## EXERCISE DATA
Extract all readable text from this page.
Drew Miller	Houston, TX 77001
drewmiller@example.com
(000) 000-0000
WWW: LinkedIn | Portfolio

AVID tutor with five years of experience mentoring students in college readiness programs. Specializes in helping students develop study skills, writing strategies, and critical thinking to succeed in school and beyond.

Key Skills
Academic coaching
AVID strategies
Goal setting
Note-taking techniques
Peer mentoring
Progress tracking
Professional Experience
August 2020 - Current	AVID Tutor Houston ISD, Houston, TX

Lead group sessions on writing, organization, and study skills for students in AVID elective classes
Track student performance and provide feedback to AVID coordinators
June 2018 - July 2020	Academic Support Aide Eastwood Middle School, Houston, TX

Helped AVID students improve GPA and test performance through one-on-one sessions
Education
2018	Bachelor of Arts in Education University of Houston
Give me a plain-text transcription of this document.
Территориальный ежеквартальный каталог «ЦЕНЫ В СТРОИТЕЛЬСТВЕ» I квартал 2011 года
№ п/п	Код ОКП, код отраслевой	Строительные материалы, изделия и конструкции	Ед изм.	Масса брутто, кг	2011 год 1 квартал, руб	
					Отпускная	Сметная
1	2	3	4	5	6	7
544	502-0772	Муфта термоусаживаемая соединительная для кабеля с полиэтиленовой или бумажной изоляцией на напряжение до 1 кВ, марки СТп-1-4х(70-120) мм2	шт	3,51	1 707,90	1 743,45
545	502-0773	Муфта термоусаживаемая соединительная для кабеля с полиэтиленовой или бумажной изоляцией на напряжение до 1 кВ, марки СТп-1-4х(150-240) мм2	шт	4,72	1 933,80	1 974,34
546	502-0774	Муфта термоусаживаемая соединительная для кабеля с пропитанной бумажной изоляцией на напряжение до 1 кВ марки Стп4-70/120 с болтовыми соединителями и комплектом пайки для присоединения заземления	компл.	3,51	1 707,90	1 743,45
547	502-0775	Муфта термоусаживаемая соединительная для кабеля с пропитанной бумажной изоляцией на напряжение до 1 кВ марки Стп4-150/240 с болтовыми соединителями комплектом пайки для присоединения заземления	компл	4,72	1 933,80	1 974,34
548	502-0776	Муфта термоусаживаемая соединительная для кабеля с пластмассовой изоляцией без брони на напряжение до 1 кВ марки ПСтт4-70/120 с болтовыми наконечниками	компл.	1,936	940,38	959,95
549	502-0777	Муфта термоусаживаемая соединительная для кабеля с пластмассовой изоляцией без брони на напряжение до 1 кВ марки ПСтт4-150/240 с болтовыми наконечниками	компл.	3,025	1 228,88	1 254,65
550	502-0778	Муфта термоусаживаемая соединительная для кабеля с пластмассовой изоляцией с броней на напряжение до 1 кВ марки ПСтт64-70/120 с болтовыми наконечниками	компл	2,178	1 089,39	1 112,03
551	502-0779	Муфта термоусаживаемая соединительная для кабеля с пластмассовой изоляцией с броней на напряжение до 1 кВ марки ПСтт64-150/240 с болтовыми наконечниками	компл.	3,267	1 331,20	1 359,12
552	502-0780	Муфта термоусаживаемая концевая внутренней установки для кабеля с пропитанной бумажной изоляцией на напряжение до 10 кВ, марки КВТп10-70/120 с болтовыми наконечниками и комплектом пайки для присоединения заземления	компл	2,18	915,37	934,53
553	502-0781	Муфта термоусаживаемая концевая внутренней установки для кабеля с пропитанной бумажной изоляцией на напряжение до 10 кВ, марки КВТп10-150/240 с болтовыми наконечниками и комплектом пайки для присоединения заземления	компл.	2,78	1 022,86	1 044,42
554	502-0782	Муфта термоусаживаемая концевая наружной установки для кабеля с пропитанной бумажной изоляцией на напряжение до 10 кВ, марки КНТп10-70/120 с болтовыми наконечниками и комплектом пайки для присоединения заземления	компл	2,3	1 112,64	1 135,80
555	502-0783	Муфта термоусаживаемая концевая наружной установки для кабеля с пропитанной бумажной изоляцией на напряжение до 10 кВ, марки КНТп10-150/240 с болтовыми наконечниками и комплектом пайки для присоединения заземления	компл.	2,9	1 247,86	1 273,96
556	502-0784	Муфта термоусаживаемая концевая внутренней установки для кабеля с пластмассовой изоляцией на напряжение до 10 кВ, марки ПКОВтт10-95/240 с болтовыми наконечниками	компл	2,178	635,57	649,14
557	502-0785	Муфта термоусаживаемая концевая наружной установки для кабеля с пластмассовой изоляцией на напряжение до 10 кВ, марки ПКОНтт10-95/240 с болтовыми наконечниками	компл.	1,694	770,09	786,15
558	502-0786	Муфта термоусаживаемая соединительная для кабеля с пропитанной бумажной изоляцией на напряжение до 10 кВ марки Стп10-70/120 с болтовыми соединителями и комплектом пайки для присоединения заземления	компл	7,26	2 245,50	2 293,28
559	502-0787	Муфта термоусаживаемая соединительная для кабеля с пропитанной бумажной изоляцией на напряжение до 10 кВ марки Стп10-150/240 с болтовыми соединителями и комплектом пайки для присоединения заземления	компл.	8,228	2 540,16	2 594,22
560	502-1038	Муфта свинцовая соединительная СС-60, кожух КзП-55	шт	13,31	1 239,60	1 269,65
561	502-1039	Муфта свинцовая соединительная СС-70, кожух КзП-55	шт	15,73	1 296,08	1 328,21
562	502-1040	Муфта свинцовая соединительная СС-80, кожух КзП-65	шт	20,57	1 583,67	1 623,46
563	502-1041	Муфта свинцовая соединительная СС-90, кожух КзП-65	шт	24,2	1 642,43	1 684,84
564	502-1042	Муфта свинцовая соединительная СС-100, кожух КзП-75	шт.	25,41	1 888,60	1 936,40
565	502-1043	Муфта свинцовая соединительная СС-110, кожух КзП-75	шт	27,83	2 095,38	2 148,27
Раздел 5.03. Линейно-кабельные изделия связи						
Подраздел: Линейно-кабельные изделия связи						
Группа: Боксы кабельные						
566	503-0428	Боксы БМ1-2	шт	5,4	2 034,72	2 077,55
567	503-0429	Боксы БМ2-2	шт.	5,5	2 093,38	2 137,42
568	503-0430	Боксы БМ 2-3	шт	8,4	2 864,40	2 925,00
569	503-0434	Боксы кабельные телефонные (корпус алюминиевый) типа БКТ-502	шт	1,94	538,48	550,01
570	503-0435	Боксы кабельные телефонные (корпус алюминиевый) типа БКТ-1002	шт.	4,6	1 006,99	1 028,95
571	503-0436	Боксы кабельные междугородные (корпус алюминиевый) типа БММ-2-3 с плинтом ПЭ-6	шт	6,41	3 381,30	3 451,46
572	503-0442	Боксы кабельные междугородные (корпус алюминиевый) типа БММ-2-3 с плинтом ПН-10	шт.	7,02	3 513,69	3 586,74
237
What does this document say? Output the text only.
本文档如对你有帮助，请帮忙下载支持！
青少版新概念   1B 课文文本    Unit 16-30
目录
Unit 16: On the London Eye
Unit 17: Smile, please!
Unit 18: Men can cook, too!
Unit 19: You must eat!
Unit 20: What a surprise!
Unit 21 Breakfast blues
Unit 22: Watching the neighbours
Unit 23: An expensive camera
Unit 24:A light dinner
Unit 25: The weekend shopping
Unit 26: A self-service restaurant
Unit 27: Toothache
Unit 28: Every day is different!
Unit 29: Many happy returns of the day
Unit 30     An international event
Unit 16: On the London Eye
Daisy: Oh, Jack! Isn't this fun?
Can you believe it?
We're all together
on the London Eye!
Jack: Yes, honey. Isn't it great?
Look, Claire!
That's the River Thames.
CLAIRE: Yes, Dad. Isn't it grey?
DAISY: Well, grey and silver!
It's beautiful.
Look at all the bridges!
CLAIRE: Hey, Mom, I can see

## EXERCISE GOAL
In the entries above, find each line with the word "study" and copy it.

## PROBLEM SOLUTION
AVID tutor with five years of experience mentoring students in college readiness programs. Specializes in helping students develop study skills, writing strategies, and critical thinking to succeed in school and beyond.
Lead group sessions on writing, organization, and study skills for students in AVID elective classes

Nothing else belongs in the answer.